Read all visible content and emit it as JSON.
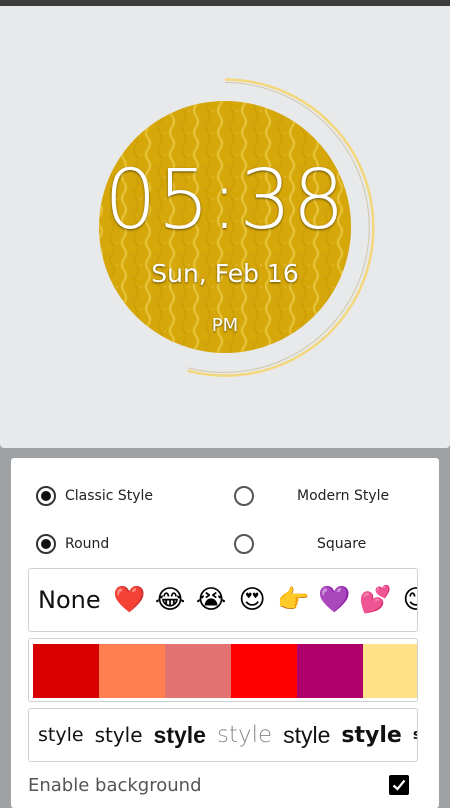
{
  "clock": {
    "time": "05:38",
    "date": "Sun, Feb 16",
    "ampm": "PM",
    "face_color": "#d5a709",
    "ring_color": "#f3d77a"
  },
  "style_options": {
    "classic": {
      "label": "Classic Style",
      "selected": true
    },
    "modern": {
      "label": "Modern Style",
      "selected": false
    }
  },
  "shape_options": {
    "round": {
      "label": "Round",
      "selected": true
    },
    "square": {
      "label": "Square",
      "selected": false
    }
  },
  "emoji_picker": {
    "none_label": "None",
    "items": [
      {
        "icon": "red-heart-icon",
        "glyph": "❤️"
      },
      {
        "icon": "tears-of-joy-icon",
        "glyph": "😂"
      },
      {
        "icon": "loudly-crying-icon",
        "glyph": "😭"
      },
      {
        "icon": "heart-eyes-icon",
        "glyph": "😍"
      },
      {
        "icon": "pointing-hand-icon",
        "glyph": "👉"
      },
      {
        "icon": "purple-heart-icon",
        "glyph": "💜"
      },
      {
        "icon": "two-hearts-icon",
        "glyph": "💕"
      },
      {
        "icon": "smiling-face-icon",
        "glyph": "😊"
      }
    ]
  },
  "color_picker": {
    "swatches": [
      "#d90000",
      "#ff7f50",
      "#e37373",
      "#ff0000",
      "#b0006b",
      "#ffe187"
    ]
  },
  "font_picker": {
    "items": [
      "style",
      "style",
      "style",
      "style",
      "style",
      "style",
      "style"
    ]
  },
  "background": {
    "label": "Enable background",
    "checked": true
  }
}
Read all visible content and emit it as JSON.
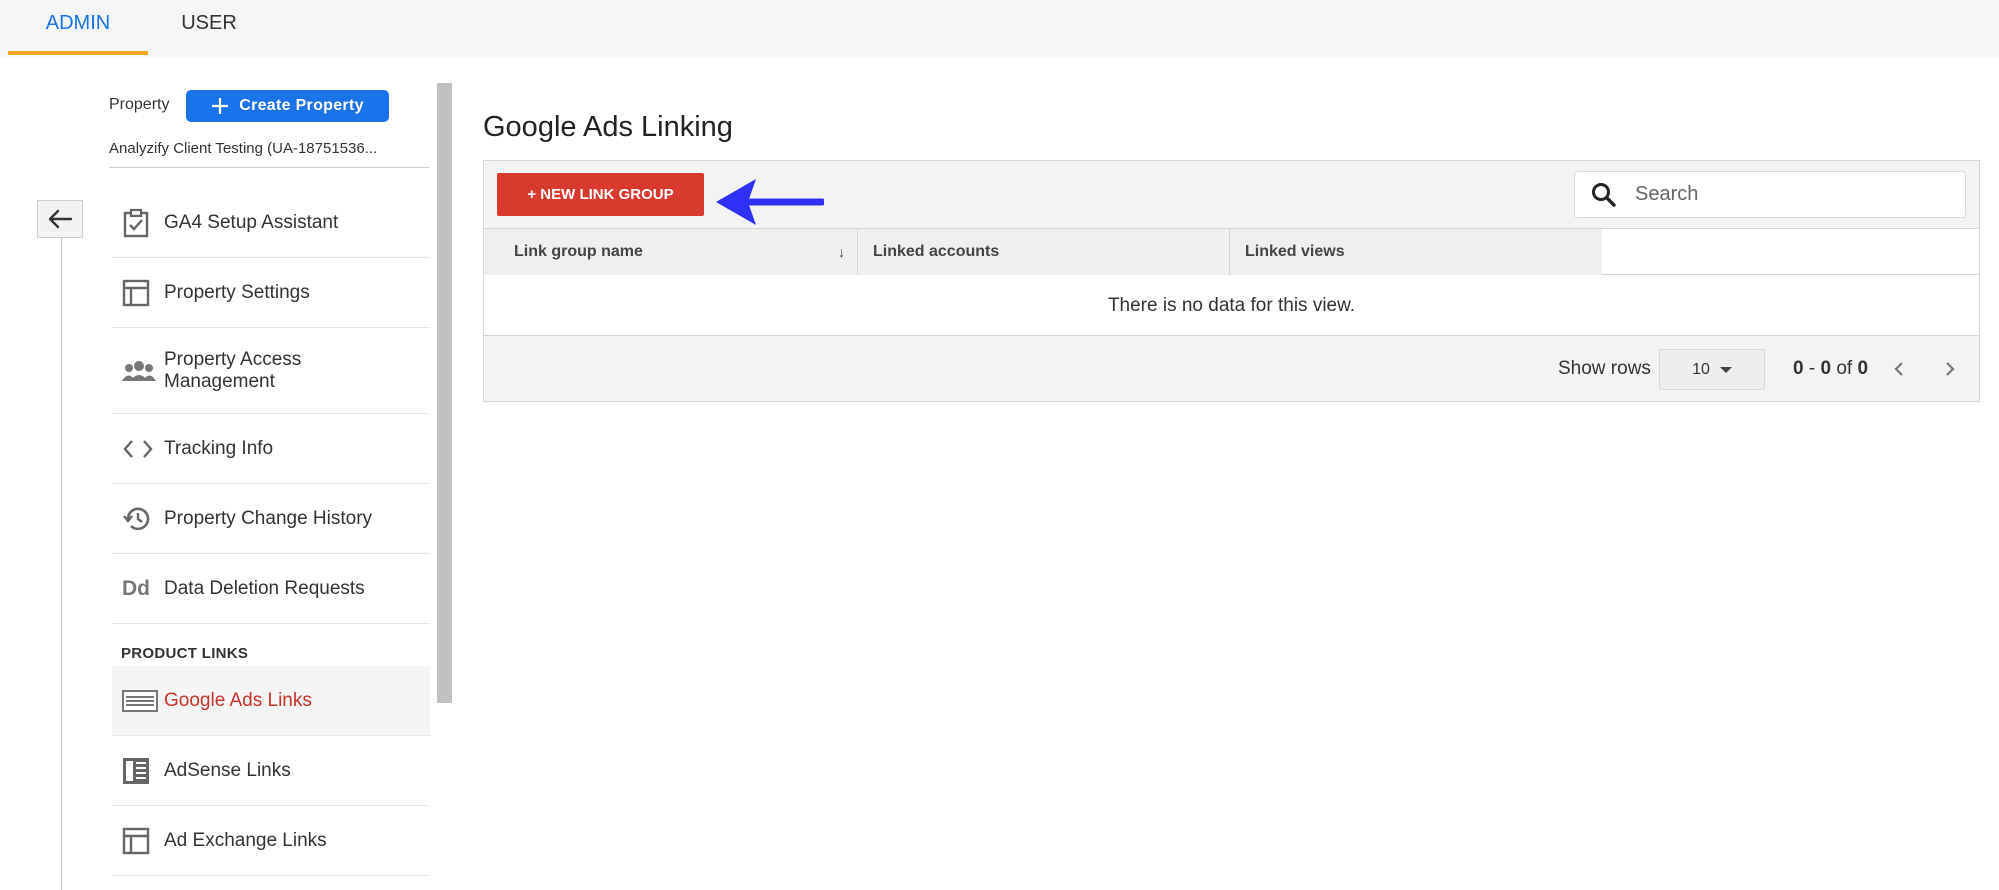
{
  "tabs": [
    {
      "label": "ADMIN",
      "active": true
    },
    {
      "label": "USER",
      "active": false
    }
  ],
  "property": {
    "label": "Property",
    "create_button": "Create Property",
    "selected": "Analyzify Client Testing (UA-18751536..."
  },
  "nav": {
    "items": [
      {
        "label": "GA4 Setup Assistant",
        "icon": "clipboard-check-icon"
      },
      {
        "label": "Property Settings",
        "icon": "layout-icon"
      },
      {
        "label": "Property Access Management",
        "icon": "people-icon"
      },
      {
        "label": "Tracking Info",
        "icon": "code-icon"
      },
      {
        "label": "Property Change History",
        "icon": "history-icon"
      },
      {
        "label": "Data Deletion Requests",
        "icon": "dd-icon"
      }
    ],
    "section_heading": "PRODUCT LINKS",
    "product_links": [
      {
        "label": "Google Ads Links",
        "icon": "ads-links-icon",
        "active": true
      },
      {
        "label": "AdSense Links",
        "icon": "adsense-icon",
        "active": false
      },
      {
        "label": "Ad Exchange Links",
        "icon": "layout-icon",
        "active": false
      }
    ]
  },
  "main": {
    "title": "Google Ads Linking",
    "new_link_button": "+ NEW LINK GROUP",
    "search_placeholder": "Search",
    "columns": [
      "Link group name",
      "Linked accounts",
      "Linked views"
    ],
    "empty_message": "There is no data for this view.",
    "show_rows_label": "Show rows",
    "rows_per_page": "10",
    "range": {
      "start": "0",
      "sep": "-",
      "end": "0",
      "of": "of",
      "total": "0"
    }
  },
  "colors": {
    "accent_blue": "#1a73e8",
    "tab_underline": "#f6a623",
    "new_link_red": "#d93a2b",
    "active_link_red": "#c5332a",
    "annotation_arrow": "#2f2ff5"
  }
}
-- -- --
[Aim]: Pictures are to be left out; all else in the entries above is to be quoted exactly.

[Task answer]:
Read all visible content and emit it as JSON.
{
  "clock": {
    "time": "05:38",
    "date": "Sun, Feb 16",
    "ampm": "PM",
    "face_color": "#d5a709",
    "ring_color": "#f3d77a"
  },
  "style_options": {
    "classic": {
      "label": "Classic Style",
      "selected": true
    },
    "modern": {
      "label": "Modern Style",
      "selected": false
    }
  },
  "shape_options": {
    "round": {
      "label": "Round",
      "selected": true
    },
    "square": {
      "label": "Square",
      "selected": false
    }
  },
  "emoji_picker": {
    "none_label": "None",
    "items": [
      {
        "icon": "red-heart-icon",
        "glyph": "❤️"
      },
      {
        "icon": "tears-of-joy-icon",
        "glyph": "😂"
      },
      {
        "icon": "loudly-crying-icon",
        "glyph": "😭"
      },
      {
        "icon": "heart-eyes-icon",
        "glyph": "😍"
      },
      {
        "icon": "pointing-hand-icon",
        "glyph": "👉"
      },
      {
        "icon": "purple-heart-icon",
        "glyph": "💜"
      },
      {
        "icon": "two-hearts-icon",
        "glyph": "💕"
      },
      {
        "icon": "smiling-face-icon",
        "glyph": "😊"
      }
    ]
  },
  "color_picker": {
    "swatches": [
      "#d90000",
      "#ff7f50",
      "#e37373",
      "#ff0000",
      "#b0006b",
      "#ffe187"
    ]
  },
  "font_picker": {
    "items": [
      "style",
      "style",
      "style",
      "style",
      "style",
      "style",
      "style"
    ]
  },
  "background": {
    "label": "Enable background",
    "checked": true
  }
}
Read all visible content and emit it as JSON.
{
  "tabs": [
    {
      "label": "ADMIN",
      "active": true
    },
    {
      "label": "USER",
      "active": false
    }
  ],
  "property": {
    "label": "Property",
    "create_button": "Create Property",
    "selected": "Analyzify Client Testing (UA-18751536..."
  },
  "nav": {
    "items": [
      {
        "label": "GA4 Setup Assistant",
        "icon": "clipboard-check-icon"
      },
      {
        "label": "Property Settings",
        "icon": "layout-icon"
      },
      {
        "label": "Property Access Management",
        "icon": "people-icon"
      },
      {
        "label": "Tracking Info",
        "icon": "code-icon"
      },
      {
        "label": "Property Change History",
        "icon": "history-icon"
      },
      {
        "label": "Data Deletion Requests",
        "icon": "dd-icon"
      }
    ],
    "section_heading": "PRODUCT LINKS",
    "product_links": [
      {
        "label": "Google Ads Links",
        "icon": "ads-links-icon",
        "active": true
      },
      {
        "label": "AdSense Links",
        "icon": "adsense-icon",
        "active": false
      },
      {
        "label": "Ad Exchange Links",
        "icon": "layout-icon",
        "active": false
      }
    ]
  },
  "main": {
    "title": "Google Ads Linking",
    "new_link_button": "+ NEW LINK GROUP",
    "search_placeholder": "Search",
    "columns": [
      "Link group name",
      "Linked accounts",
      "Linked views"
    ],
    "empty_message": "There is no data for this view.",
    "show_rows_label": "Show rows",
    "rows_per_page": "10",
    "range": {
      "start": "0",
      "sep": "-",
      "end": "0",
      "of": "of",
      "total": "0"
    }
  },
  "colors": {
    "accent_blue": "#1a73e8",
    "tab_underline": "#f6a623",
    "new_link_red": "#d93a2b",
    "active_link_red": "#c5332a",
    "annotation_arrow": "#2f2ff5"
  }
}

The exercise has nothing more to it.